::: GIVEN INFORMATION :::
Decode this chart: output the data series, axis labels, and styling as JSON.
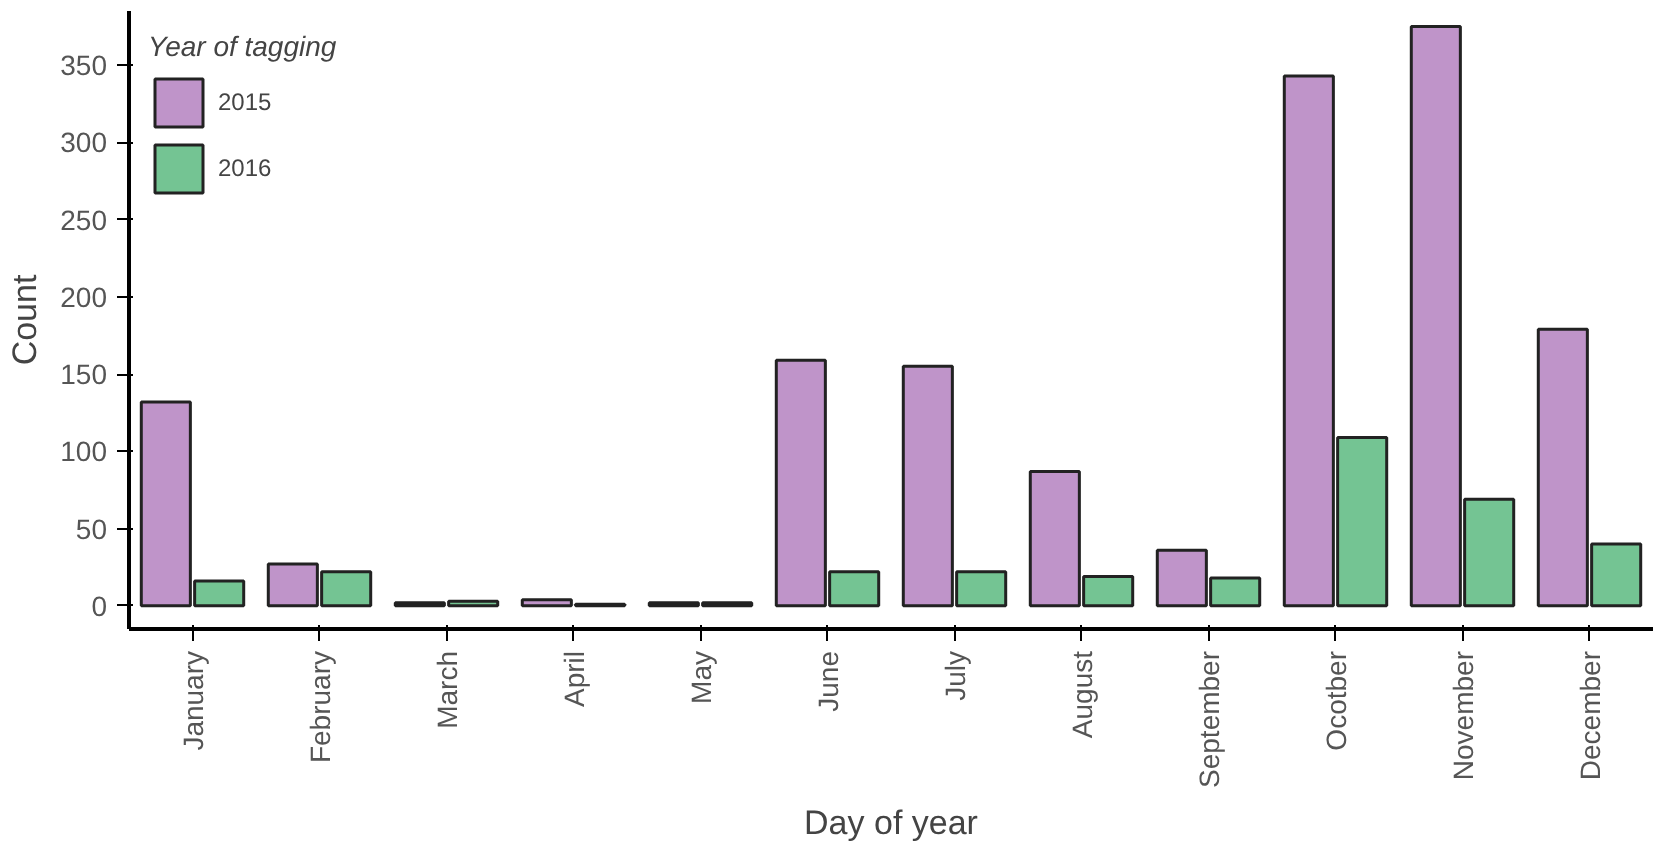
{
  "chart_data": {
    "type": "bar",
    "xlabel": "Day of year",
    "ylabel": "Count",
    "legend_title": "Year of tagging",
    "categories": [
      "January",
      "February",
      "March",
      "April",
      "May",
      "June",
      "July",
      "August",
      "September",
      "Ocotber",
      "November",
      "December"
    ],
    "series": [
      {
        "name": "2015",
        "color": "#bf94c9",
        "values": [
          132,
          27,
          2,
          4,
          2,
          159,
          155,
          87,
          36,
          343,
          375,
          179
        ]
      },
      {
        "name": "2016",
        "color": "#74c493",
        "values": [
          16,
          22,
          3,
          1,
          2,
          22,
          22,
          19,
          18,
          109,
          69,
          40
        ]
      }
    ],
    "ylim": [
      -15,
      385
    ],
    "yticks": [
      0,
      50,
      100,
      150,
      200,
      250,
      300,
      350
    ],
    "grid": false,
    "legend": "top left"
  }
}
:::
[WHAT TO DO] Every record above should be transcribed exactly; the pictures stay out of the copy.

[ANSWER TO THIS EXERCISE]
Decode this chart: output the data series, axis labels, and styling as JSON.
{
  "chart_data": {
    "type": "bar",
    "xlabel": "Day of year",
    "ylabel": "Count",
    "legend_title": "Year of tagging",
    "categories": [
      "January",
      "February",
      "March",
      "April",
      "May",
      "June",
      "July",
      "August",
      "September",
      "Ocotber",
      "November",
      "December"
    ],
    "series": [
      {
        "name": "2015",
        "color": "#bf94c9",
        "values": [
          132,
          27,
          2,
          4,
          2,
          159,
          155,
          87,
          36,
          343,
          375,
          179
        ]
      },
      {
        "name": "2016",
        "color": "#74c493",
        "values": [
          16,
          22,
          3,
          1,
          2,
          22,
          22,
          19,
          18,
          109,
          69,
          40
        ]
      }
    ],
    "ylim": [
      -15,
      385
    ],
    "yticks": [
      0,
      50,
      100,
      150,
      200,
      250,
      300,
      350
    ],
    "grid": false,
    "legend": "top left"
  }
}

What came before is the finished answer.